PASSAGE SHOWN:
((

Just one serious question and one nit below:

> +void __wbt_done(struct rq_wb *rwb, enum wbt_flags wb_acct)
> +{
> +	struct rq_wait *rqw;
> +	int inflight, limit;
> +
> +	if (!(wb_acct & WBT_TRACKED))
> +		return;
> +
> +	rqw = get_rq_wait(rwb, wb_acct & WBT_KSWAPD);
> +	inflight = atomic_dec_return(&rqw->inflight);
> +
> +	/*
> +	 * wbt got disabled with IO in flight. Wake up any potential
> +	 * waiters, we don't have to do more than that.
> +	 */
> +	if (unlikely(!rwb_enabled(rwb))) {
> +		rwb_wake_all(rwb);
> +		return;
> +	}
> +
> +	/*
> +	 * If the device does write back caching, drop further down
> +	 * before we wake people up.
> +	 */
> +	if (rwb->wc && !wb_recent_wait(rwb))

))

(Data entries)
((

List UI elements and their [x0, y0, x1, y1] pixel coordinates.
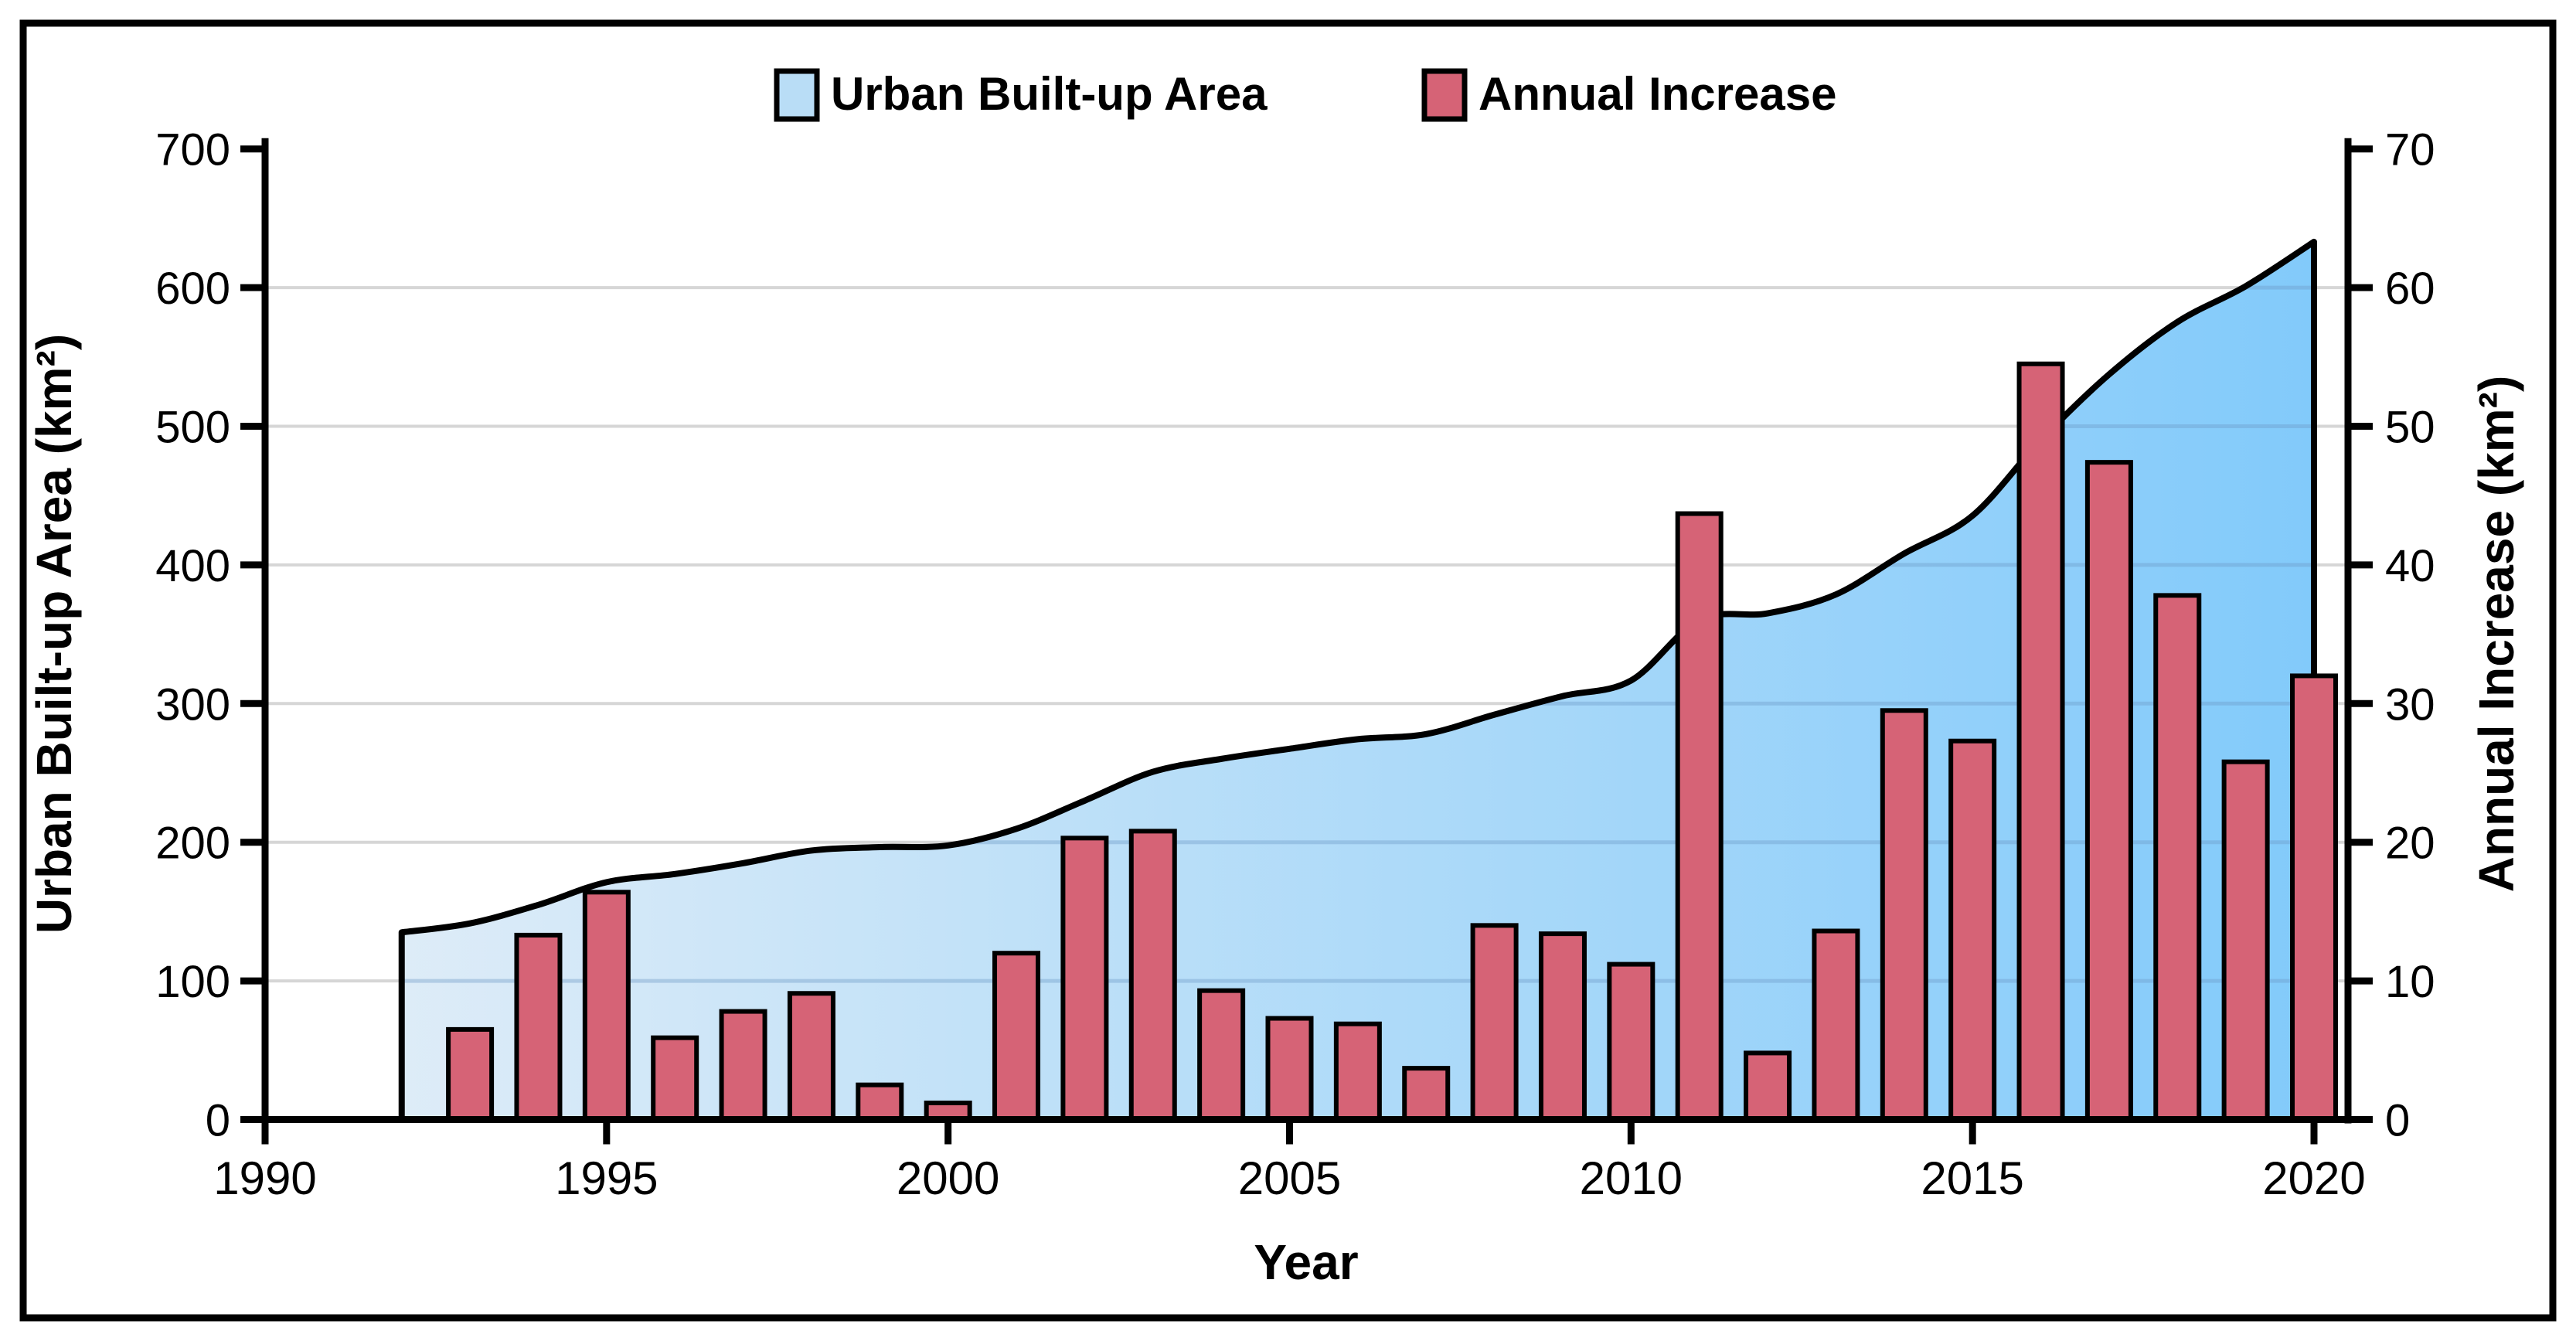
axes: [240, 138, 2373, 1145]
left-tick-label-700: 700: [155, 125, 230, 175]
bar-2009: [1538, 931, 1587, 1122]
urban-area-fill: [401, 241, 2314, 1120]
right-tick-label-0: 0: [2385, 1096, 2410, 1146]
x-tick-label-2020: 2020: [2262, 1152, 2365, 1204]
bar-2019: [2221, 759, 2270, 1122]
bar-2004: [1197, 988, 1246, 1122]
left-axis-title: Urban Built-up Area (km²): [26, 334, 82, 934]
bar-2013: [1812, 928, 1860, 1122]
right-tick-label-40: 40: [2385, 541, 2435, 591]
x-tick-label-2015: 2015: [1921, 1152, 2023, 1204]
left-tick-label-100: 100: [155, 957, 230, 1007]
left-tick-label-400: 400: [155, 541, 230, 591]
bar-2018: [2153, 593, 2202, 1122]
legend-area-swatch-icon: [774, 68, 820, 122]
bar-1996: [651, 1035, 699, 1122]
bar-2003: [1128, 829, 1177, 1122]
left-tick-label-600: 600: [155, 264, 230, 314]
right-tick-label-60: 60: [2385, 264, 2435, 314]
x-tick-labels: 1990 1995 2000 2005 2010 2015 2020: [213, 1152, 2365, 1204]
legend: Urban Built-up Area Annual Increase: [774, 68, 1837, 122]
bar-2001: [992, 951, 1041, 1122]
bar-1995: [582, 890, 631, 1122]
left-tick-label-300: 300: [155, 679, 230, 730]
bar-2008: [1470, 923, 1519, 1122]
legend-bar-swatch-icon: [1421, 68, 1468, 122]
bar-2002: [1060, 836, 1109, 1122]
bar-2012: [1744, 1050, 1792, 1122]
bar-1997: [719, 1009, 767, 1122]
left-tick-label-200: 200: [155, 819, 230, 869]
right-tick-labels: 0 10 20 30 40 50 60 70: [2385, 125, 2435, 1146]
bar-2016: [2016, 361, 2065, 1122]
bar-1999: [856, 1082, 904, 1122]
right-tick-label-10: 10: [2385, 957, 2435, 1007]
bar-2007: [1402, 1066, 1451, 1122]
x-axis-title: Year: [1254, 1234, 1358, 1290]
bar-2020: [2290, 673, 2338, 1122]
legend-bar-label: Annual Increase: [1479, 68, 1837, 120]
bar-1994: [514, 932, 563, 1122]
bar-1993: [446, 1026, 495, 1122]
x-tick-label-2005: 2005: [1238, 1152, 1341, 1204]
legend-area-label: Urban Built-up Area: [831, 68, 1268, 120]
x-tick-label-1995: 1995: [555, 1152, 658, 1204]
left-tick-labels: 0 100 200 300 400 500 600 700: [155, 125, 230, 1146]
x-tick-label-1990: 1990: [213, 1152, 316, 1204]
bar-2014: [1880, 708, 1928, 1122]
left-tick-label-0: 0: [206, 1096, 230, 1146]
bar-1998: [787, 991, 835, 1122]
bar-2005: [1265, 1016, 1314, 1122]
right-tick-label-50: 50: [2385, 403, 2435, 453]
bar-2006: [1333, 1021, 1382, 1122]
right-tick-label-70: 70: [2385, 125, 2435, 175]
bar-2010: [1607, 962, 1656, 1122]
bar-2015: [1948, 738, 1997, 1122]
bar-2017: [2084, 460, 2133, 1122]
right-tick-label-20: 20: [2385, 819, 2435, 869]
bar-2011: [1675, 511, 1724, 1122]
right-tick-label-30: 30: [2385, 679, 2435, 730]
left-tick-label-500: 500: [155, 403, 230, 453]
x-tick-label-2010: 2010: [1580, 1152, 1683, 1204]
x-tick-label-2000: 2000: [897, 1152, 999, 1204]
right-axis-title: Annual Increase (km²): [2469, 376, 2524, 893]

))

WHAT IS REQUIRED: Continue the writeback throttling code review, starting right after its last line. The rows aren't needed here.

ANSWER:
> +		limit = 0;
> +	else
> +		limit = rwb->wb_normal;

So for devices with write cache, you will completely drain the device
before waking anybody waiting to issue new requests. Isn't it too strict?
In particular may_queue() will allow new writers to issue new writes once
we drop below the limit so it can happen that some processes will be
effectively starved waiting in may_queue?

> +static void wb_timer_fn(unsigned long data)
> +{
> +	struct rq_wb *rwb = (struct rq_wb *) data;
> +	unsigned int inflight = wbt_inflight(rwb);
> +	int status;
> +
> +	status = latency_exceeded(rwb);
> +
> +	trace_wbt_timer(rwb->bdi, status, rwb->scale_step, inflight);
> +
> +	/*
> +	 * If we exceeded the latency target, step down. If we did not,
> +	 * step one level up. If we don't know enough to say either exceeded
> +	 * or ok, then don't do anything.
> +	 */
> +	switch (status) {
> +	case LAT_EXCEEDED:
> +		scale_down(rwb, true);
> +		break;
> +	case LAT_OK:
> +		scale_up(rwb);
> +		break;
> +	case LAT_UNKNOWN_WRITES:
> +		scale_up(rwb);
> +		break;
> +	case LAT_UNKNOWN:
> +		if (++rwb->unknown_cnt < RWB_UNKNOWN_BUMP)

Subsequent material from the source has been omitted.